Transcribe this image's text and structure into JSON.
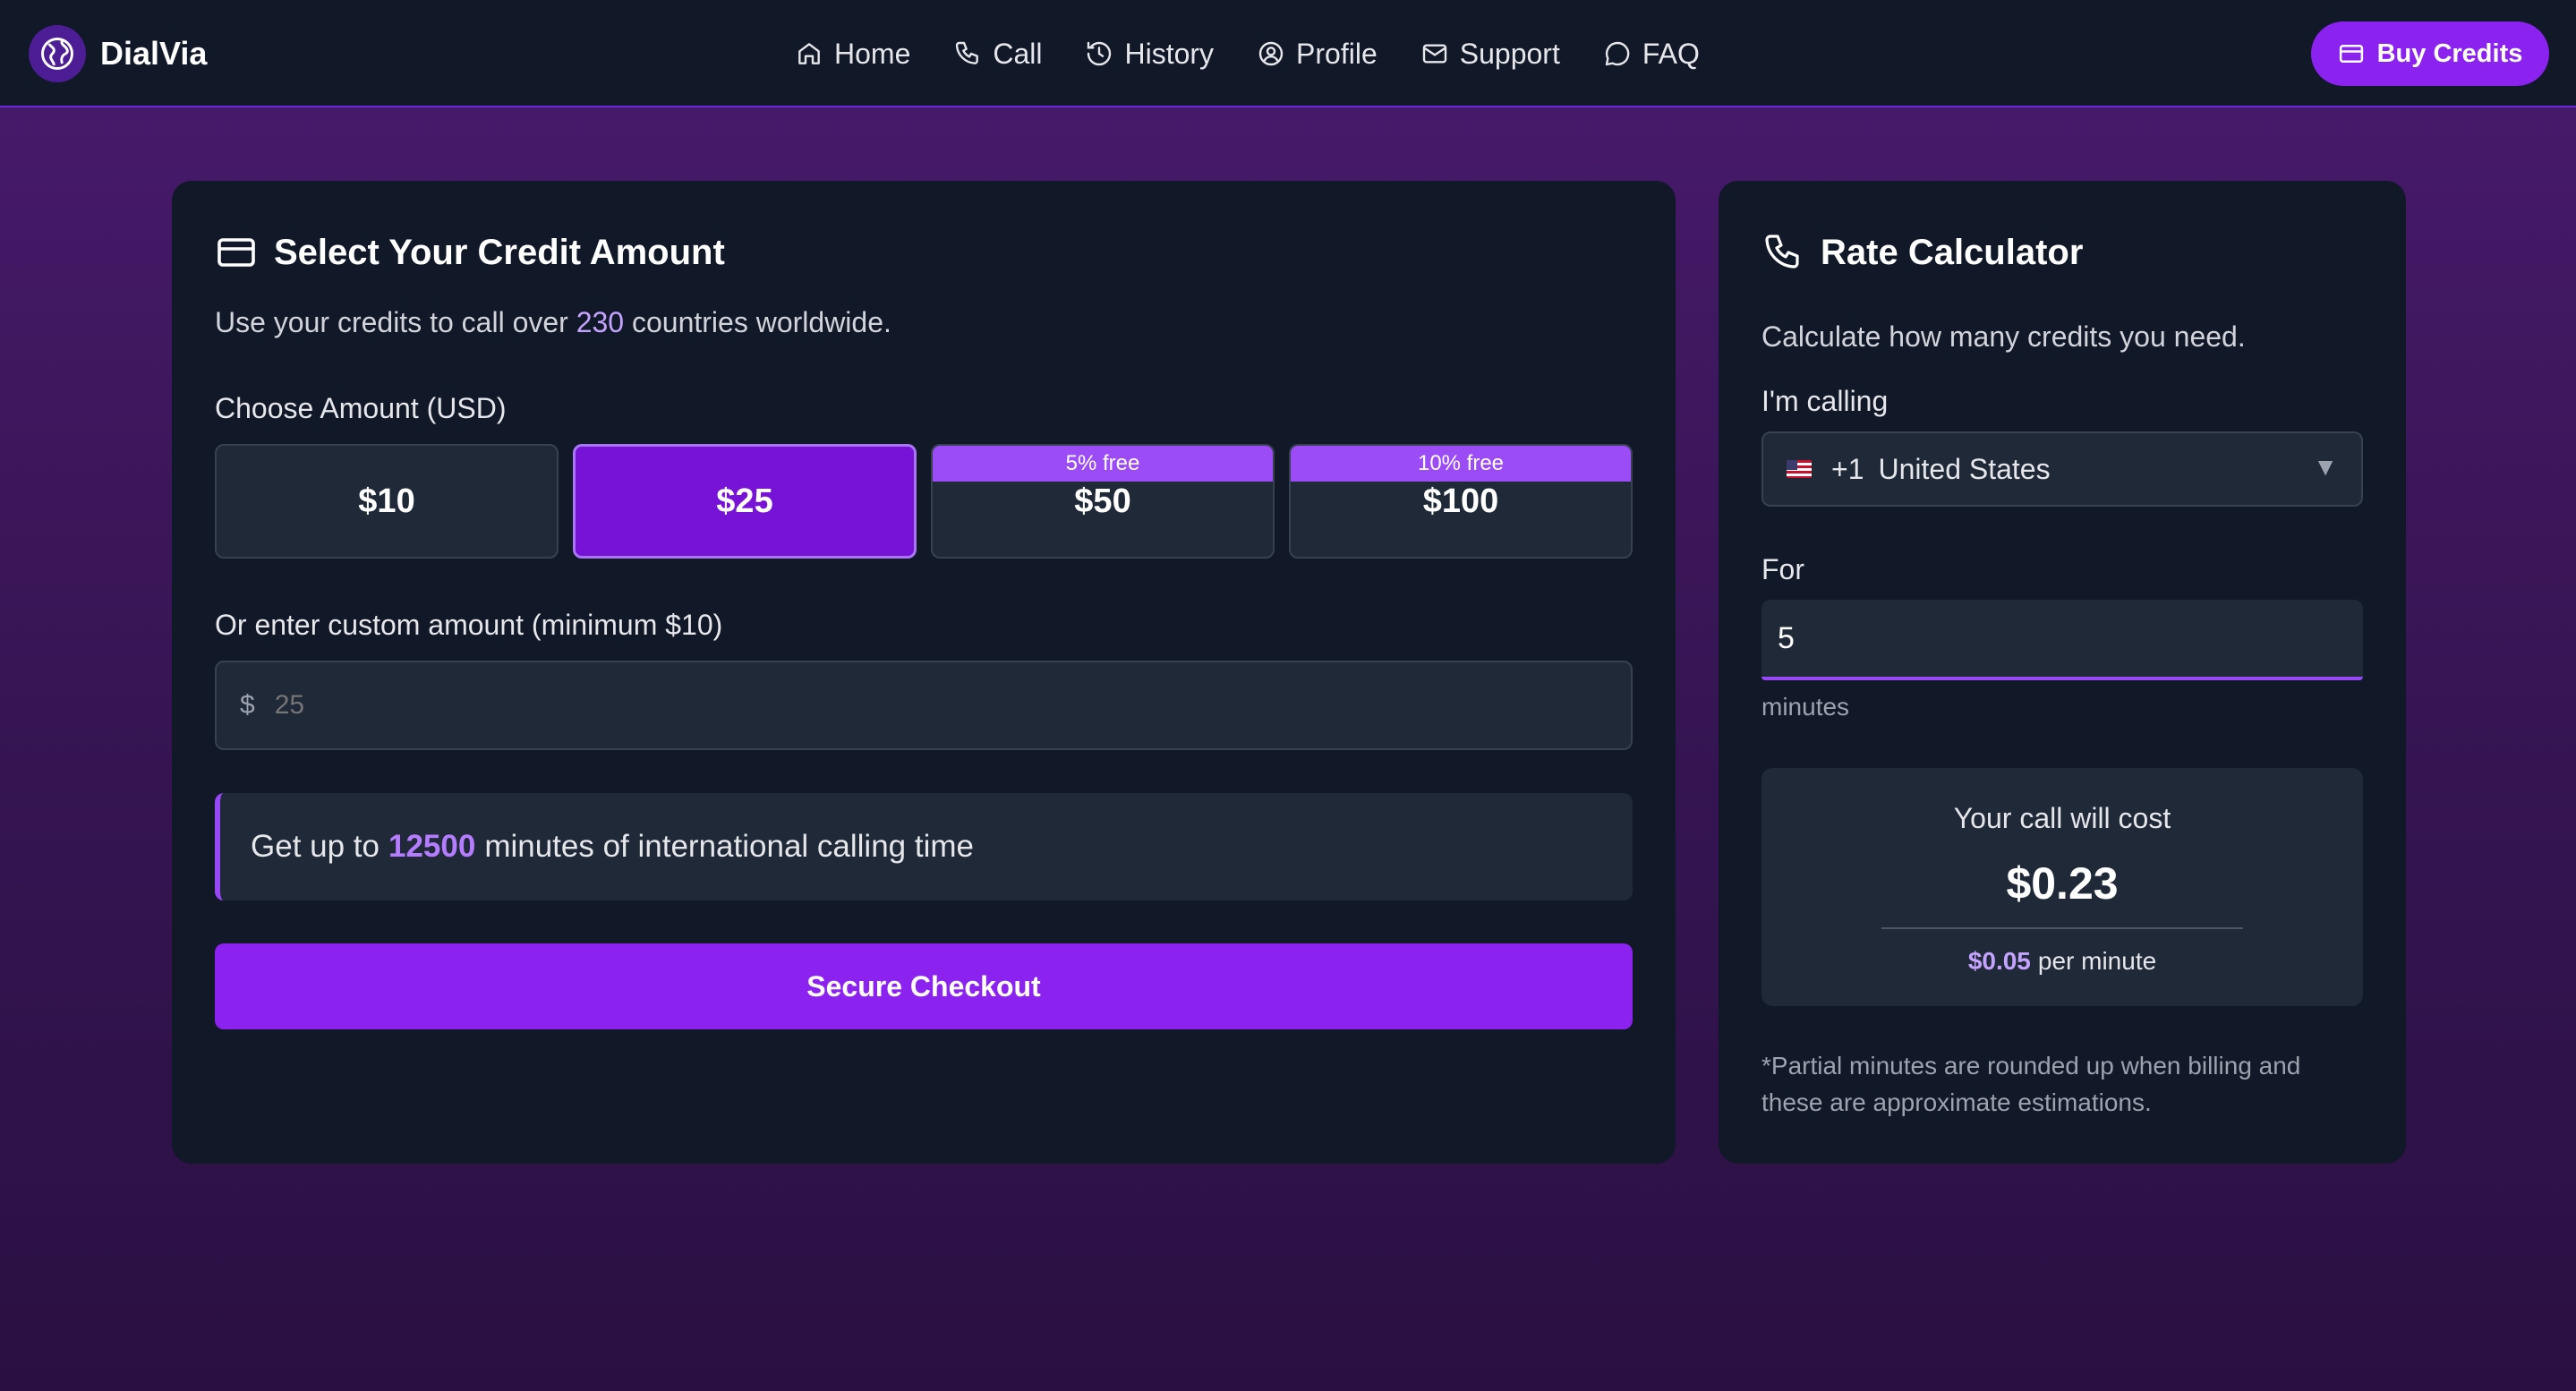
{
  "nav": {
    "brand": "DialVia",
    "links": [
      {
        "label": "Home",
        "icon": "home-icon"
      },
      {
        "label": "Call",
        "icon": "phone-icon"
      },
      {
        "label": "History",
        "icon": "history-icon"
      },
      {
        "label": "Profile",
        "icon": "user-circle-icon"
      },
      {
        "label": "Support",
        "icon": "mail-icon"
      },
      {
        "label": "FAQ",
        "icon": "chat-bubble-icon"
      }
    ],
    "cta_label": "Buy Credits"
  },
  "credit": {
    "title": "Select Your Credit Amount",
    "lead_prefix": "Use your credits to call over",
    "lead_count": "230",
    "lead_suffix": "countries worldwide.",
    "choose_label": "Choose Amount (USD)",
    "amounts": [
      {
        "label": "$10",
        "badge": "",
        "selected": false
      },
      {
        "label": "$25",
        "badge": "",
        "selected": true
      },
      {
        "label": "$50",
        "badge": "5% free",
        "selected": false
      },
      {
        "label": "$100",
        "badge": "10% free",
        "selected": false
      }
    ],
    "custom_label": "Or enter custom amount (minimum $10)",
    "currency_symbol": "$",
    "custom_placeholder": "25",
    "info_prefix": "Get up to",
    "info_minutes": "12500",
    "info_suffix": "minutes of international calling time",
    "checkout_label": "Secure Checkout"
  },
  "calculator": {
    "title": "Rate Calculator",
    "lead": "Calculate how many credits you need.",
    "calling_label": "I'm calling",
    "country_code": "+1",
    "country_name": "United States",
    "caret": "▼",
    "for_label": "For",
    "minutes_value": "5",
    "minutes_helper": "minutes",
    "cost_label": "Your call will cost",
    "cost_value": "$0.23",
    "rate_value": "$0.05",
    "rate_suffix": "per minute",
    "footnote": "*Partial minutes are rounded up when billing and these are approximate estimations."
  },
  "colors": {
    "accent": "#8b22f0",
    "selected": "#7613d6",
    "badge": "#9c4cf7",
    "highlight": "#c4a3ff",
    "card": "#111827",
    "surface": "#1f2937"
  }
}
- - -
> **Aim**
Set the data above down again exactly as given, with no pictures.

> **Answer to this problem**
Transcribe this image's text and structure into JSON.
{
  "nav": {
    "brand": "DialVia",
    "links": [
      {
        "label": "Home",
        "icon": "home-icon"
      },
      {
        "label": "Call",
        "icon": "phone-icon"
      },
      {
        "label": "History",
        "icon": "history-icon"
      },
      {
        "label": "Profile",
        "icon": "user-circle-icon"
      },
      {
        "label": "Support",
        "icon": "mail-icon"
      },
      {
        "label": "FAQ",
        "icon": "chat-bubble-icon"
      }
    ],
    "cta_label": "Buy Credits"
  },
  "credit": {
    "title": "Select Your Credit Amount",
    "lead_prefix": "Use your credits to call over",
    "lead_count": "230",
    "lead_suffix": "countries worldwide.",
    "choose_label": "Choose Amount (USD)",
    "amounts": [
      {
        "label": "$10",
        "badge": "",
        "selected": false
      },
      {
        "label": "$25",
        "badge": "",
        "selected": true
      },
      {
        "label": "$50",
        "badge": "5% free",
        "selected": false
      },
      {
        "label": "$100",
        "badge": "10% free",
        "selected": false
      }
    ],
    "custom_label": "Or enter custom amount (minimum $10)",
    "currency_symbol": "$",
    "custom_placeholder": "25",
    "info_prefix": "Get up to",
    "info_minutes": "12500",
    "info_suffix": "minutes of international calling time",
    "checkout_label": "Secure Checkout"
  },
  "calculator": {
    "title": "Rate Calculator",
    "lead": "Calculate how many credits you need.",
    "calling_label": "I'm calling",
    "country_code": "+1",
    "country_name": "United States",
    "caret": "▼",
    "for_label": "For",
    "minutes_value": "5",
    "minutes_helper": "minutes",
    "cost_label": "Your call will cost",
    "cost_value": "$0.23",
    "rate_value": "$0.05",
    "rate_suffix": "per minute",
    "footnote": "*Partial minutes are rounded up when billing and these are approximate estimations."
  },
  "colors": {
    "accent": "#8b22f0",
    "selected": "#7613d6",
    "badge": "#9c4cf7",
    "highlight": "#c4a3ff",
    "card": "#111827",
    "surface": "#1f2937"
  }
}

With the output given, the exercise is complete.